Required work: Report only how many lines of the entries below contain the string "Analytical".
>> begin Records supplied
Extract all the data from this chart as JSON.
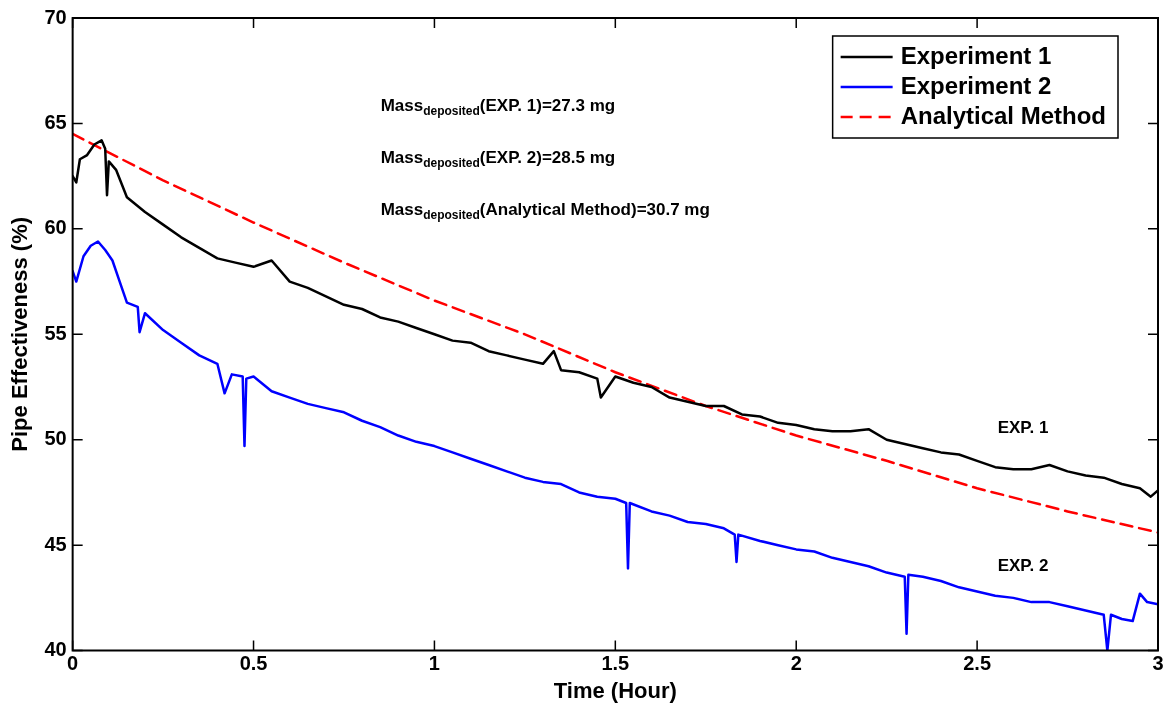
{
  "chart_data": {
    "type": "line",
    "xlabel": "Time (Hour)",
    "ylabel": "Pipe Effectiveness (%)",
    "xlim": [
      0,
      3
    ],
    "xticks": [
      0,
      0.5,
      1,
      1.5,
      2,
      2.5,
      3
    ],
    "ylim": [
      40,
      70
    ],
    "yticks": [
      40,
      45,
      50,
      55,
      60,
      65,
      70
    ],
    "legend": "top right",
    "marker": "none",
    "series": [
      {
        "name": "Experiment 1",
        "color": "#000000",
        "line_style": "solid",
        "x": [
          0,
          0.01,
          0.02,
          0.04,
          0.06,
          0.08,
          0.09,
          0.095,
          0.1,
          0.12,
          0.15,
          0.2,
          0.25,
          0.3,
          0.35,
          0.4,
          0.45,
          0.5,
          0.55,
          0.6,
          0.65,
          0.7,
          0.75,
          0.8,
          0.85,
          0.9,
          0.95,
          1,
          1.05,
          1.1,
          1.15,
          1.2,
          1.25,
          1.3,
          1.33,
          1.35,
          1.4,
          1.45,
          1.46,
          1.5,
          1.55,
          1.6,
          1.65,
          1.7,
          1.75,
          1.8,
          1.85,
          1.9,
          1.95,
          2,
          2.05,
          2.1,
          2.15,
          2.2,
          2.25,
          2.3,
          2.35,
          2.4,
          2.45,
          2.5,
          2.55,
          2.6,
          2.65,
          2.7,
          2.75,
          2.8,
          2.85,
          2.9,
          2.95,
          2.98,
          3
        ],
        "values": [
          62.5,
          62.2,
          63.3,
          63.5,
          64,
          64.2,
          63.8,
          61.6,
          63.2,
          62.8,
          61.5,
          60.8,
          60.2,
          59.6,
          59.1,
          58.6,
          58.4,
          58.2,
          58.5,
          57.5,
          57.2,
          56.8,
          56.4,
          56.2,
          55.8,
          55.6,
          55.3,
          55,
          54.7,
          54.6,
          54.2,
          54,
          53.8,
          53.6,
          54.2,
          53.3,
          53.2,
          52.9,
          52,
          53,
          52.7,
          52.5,
          52,
          51.8,
          51.6,
          51.6,
          51.2,
          51.1,
          50.8,
          50.7,
          50.5,
          50.4,
          50.4,
          50.5,
          50,
          49.8,
          49.6,
          49.4,
          49.3,
          49,
          48.7,
          48.6,
          48.6,
          48.8,
          48.5,
          48.3,
          48.2,
          47.9,
          47.7,
          47.3,
          47.6
        ]
      },
      {
        "name": "Experiment 2",
        "color": "#0000ff",
        "line_style": "solid",
        "x": [
          0,
          0.01,
          0.03,
          0.05,
          0.07,
          0.09,
          0.11,
          0.13,
          0.15,
          0.18,
          0.185,
          0.2,
          0.25,
          0.3,
          0.35,
          0.4,
          0.42,
          0.44,
          0.47,
          0.475,
          0.48,
          0.5,
          0.55,
          0.6,
          0.65,
          0.7,
          0.75,
          0.8,
          0.85,
          0.9,
          0.95,
          1,
          1.05,
          1.1,
          1.15,
          1.2,
          1.25,
          1.3,
          1.35,
          1.4,
          1.45,
          1.5,
          1.53,
          1.535,
          1.54,
          1.6,
          1.65,
          1.7,
          1.75,
          1.8,
          1.83,
          1.835,
          1.84,
          1.9,
          1.95,
          2,
          2.05,
          2.1,
          2.15,
          2.2,
          2.25,
          2.3,
          2.305,
          2.31,
          2.35,
          2.4,
          2.45,
          2.5,
          2.55,
          2.6,
          2.65,
          2.7,
          2.75,
          2.8,
          2.85,
          2.86,
          2.87,
          2.9,
          2.93,
          2.95,
          2.97,
          3
        ],
        "values": [
          58,
          57.5,
          58.7,
          59.2,
          59.4,
          59,
          58.5,
          57.5,
          56.5,
          56.3,
          55.1,
          56,
          55.2,
          54.6,
          54,
          53.6,
          52.2,
          53.1,
          53,
          49.7,
          52.9,
          53,
          52.3,
          52,
          51.7,
          51.5,
          51.3,
          50.9,
          50.6,
          50.2,
          49.9,
          49.7,
          49.4,
          49.1,
          48.8,
          48.5,
          48.2,
          48,
          47.9,
          47.5,
          47.3,
          47.2,
          47,
          43.9,
          47,
          46.6,
          46.4,
          46.1,
          46,
          45.8,
          45.5,
          44.2,
          45.5,
          45.2,
          45,
          44.8,
          44.7,
          44.4,
          44.2,
          44,
          43.7,
          43.5,
          40.8,
          43.6,
          43.5,
          43.3,
          43,
          42.8,
          42.6,
          42.5,
          42.3,
          42.3,
          42.1,
          41.9,
          41.7,
          40,
          41.7,
          41.5,
          41.4,
          42.7,
          42.3,
          42.2
        ]
      },
      {
        "name": "Analytical Method",
        "color": "#ff0000",
        "line_style": "dashed",
        "x": [
          0,
          0.25,
          0.5,
          0.75,
          1,
          1.25,
          1.5,
          1.75,
          2,
          2.25,
          2.5,
          2.75,
          3
        ],
        "values": [
          64.5,
          62.3,
          60.3,
          58.4,
          56.6,
          55,
          53.2,
          51.6,
          50.2,
          49,
          47.7,
          46.6,
          45.6
        ]
      }
    ],
    "annotations": [
      "Mass$_{deposited}$(EXP. 1)=27.3 mg",
      "Mass$_{deposited}$(EXP. 2)=28.5 mg",
      "Mass$_{deposited}$(Analytical Method)=30.7 mg",
      "EXP. 1",
      "EXP. 2"
    ]
  }
}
>> end Records supplied
Solution to this problem: 2